[DATA FOR THE TASK]:
+++

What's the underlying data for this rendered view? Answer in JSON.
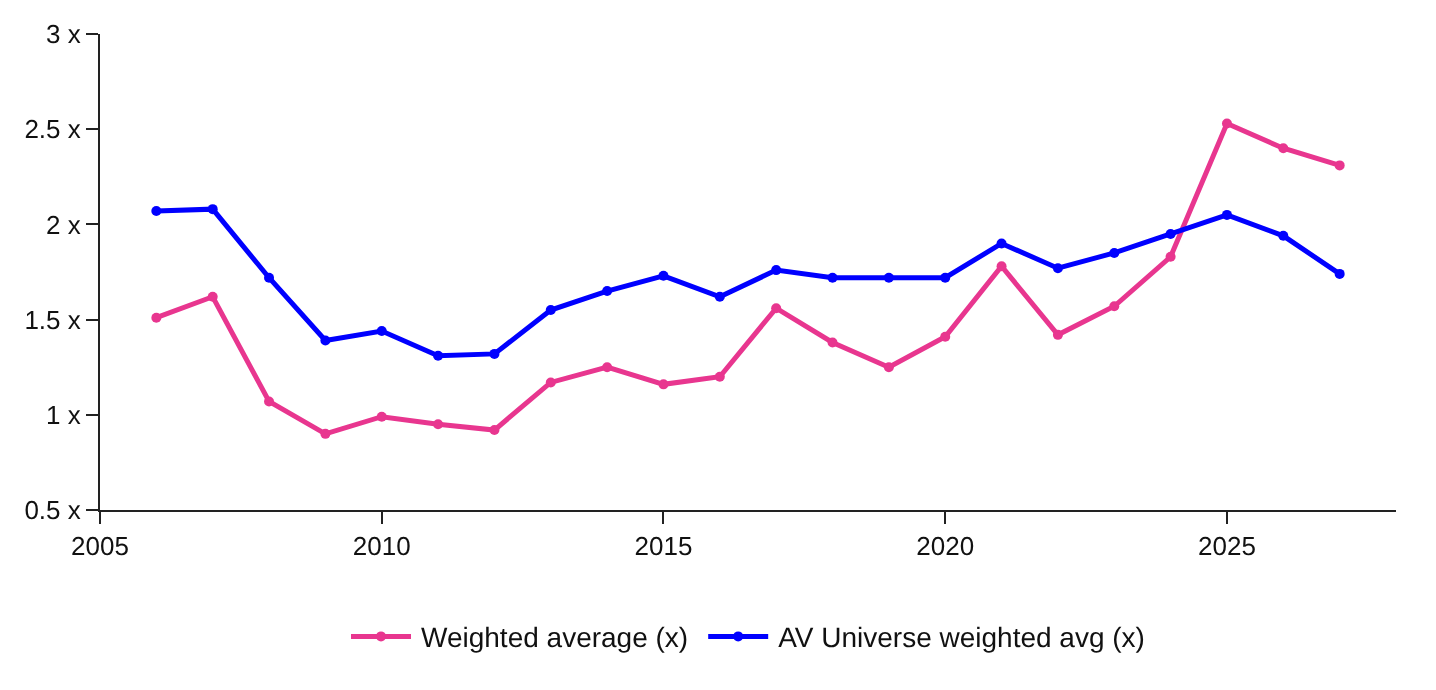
{
  "chart_data": {
    "type": "line",
    "x": [
      2006,
      2007,
      2008,
      2009,
      2010,
      2011,
      2012,
      2013,
      2014,
      2015,
      2016,
      2017,
      2018,
      2019,
      2020,
      2021,
      2022,
      2023,
      2024,
      2025,
      2026,
      2027
    ],
    "series": [
      {
        "name": "Weighted average (x)",
        "color": "#e8368f",
        "values": [
          1.51,
          1.62,
          1.07,
          0.9,
          0.99,
          0.95,
          0.92,
          1.17,
          1.25,
          1.16,
          1.2,
          1.56,
          1.38,
          1.25,
          1.41,
          1.78,
          1.42,
          1.57,
          1.83,
          2.53,
          2.4,
          2.31
        ]
      },
      {
        "name": "AV Universe weighted avg (x)",
        "color": "#0000ff",
        "values": [
          2.07,
          2.08,
          1.72,
          1.39,
          1.44,
          1.31,
          1.32,
          1.55,
          1.65,
          1.73,
          1.62,
          1.76,
          1.72,
          1.72,
          1.72,
          1.9,
          1.77,
          1.85,
          1.95,
          2.05,
          1.94,
          1.74
        ]
      }
    ],
    "xlim": [
      2005,
      2028
    ],
    "xticks": [
      2005,
      2010,
      2015,
      2020,
      2025
    ],
    "ylim": [
      0.5,
      3
    ],
    "yticks": [
      {
        "value": 0.5,
        "label": "0.5 x"
      },
      {
        "value": 1,
        "label": "1 x"
      },
      {
        "value": 1.5,
        "label": "1.5 x"
      },
      {
        "value": 2,
        "label": "2 x"
      },
      {
        "value": 2.5,
        "label": "2.5 x"
      },
      {
        "value": 3,
        "label": "3 x"
      }
    ],
    "legend": "bottom",
    "marker": "circle",
    "line_style": "solid"
  }
}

+++

Repeat the listing verbatim. Skip the pictures.

What's the underlying data for this rendered view? Answer in JSON.
{
  "chart_data": {
    "type": "line",
    "x": [
      2006,
      2007,
      2008,
      2009,
      2010,
      2011,
      2012,
      2013,
      2014,
      2015,
      2016,
      2017,
      2018,
      2019,
      2020,
      2021,
      2022,
      2023,
      2024,
      2025,
      2026,
      2027
    ],
    "series": [
      {
        "name": "Weighted average (x)",
        "color": "#e8368f",
        "values": [
          1.51,
          1.62,
          1.07,
          0.9,
          0.99,
          0.95,
          0.92,
          1.17,
          1.25,
          1.16,
          1.2,
          1.56,
          1.38,
          1.25,
          1.41,
          1.78,
          1.42,
          1.57,
          1.83,
          2.53,
          2.4,
          2.31
        ]
      },
      {
        "name": "AV Universe weighted avg (x)",
        "color": "#0000ff",
        "values": [
          2.07,
          2.08,
          1.72,
          1.39,
          1.44,
          1.31,
          1.32,
          1.55,
          1.65,
          1.73,
          1.62,
          1.76,
          1.72,
          1.72,
          1.72,
          1.9,
          1.77,
          1.85,
          1.95,
          2.05,
          1.94,
          1.74
        ]
      }
    ],
    "xlim": [
      2005,
      2028
    ],
    "xticks": [
      2005,
      2010,
      2015,
      2020,
      2025
    ],
    "ylim": [
      0.5,
      3
    ],
    "yticks": [
      {
        "value": 0.5,
        "label": "0.5 x"
      },
      {
        "value": 1,
        "label": "1 x"
      },
      {
        "value": 1.5,
        "label": "1.5 x"
      },
      {
        "value": 2,
        "label": "2 x"
      },
      {
        "value": 2.5,
        "label": "2.5 x"
      },
      {
        "value": 3,
        "label": "3 x"
      }
    ],
    "legend": "bottom",
    "marker": "circle",
    "line_style": "solid"
  }
}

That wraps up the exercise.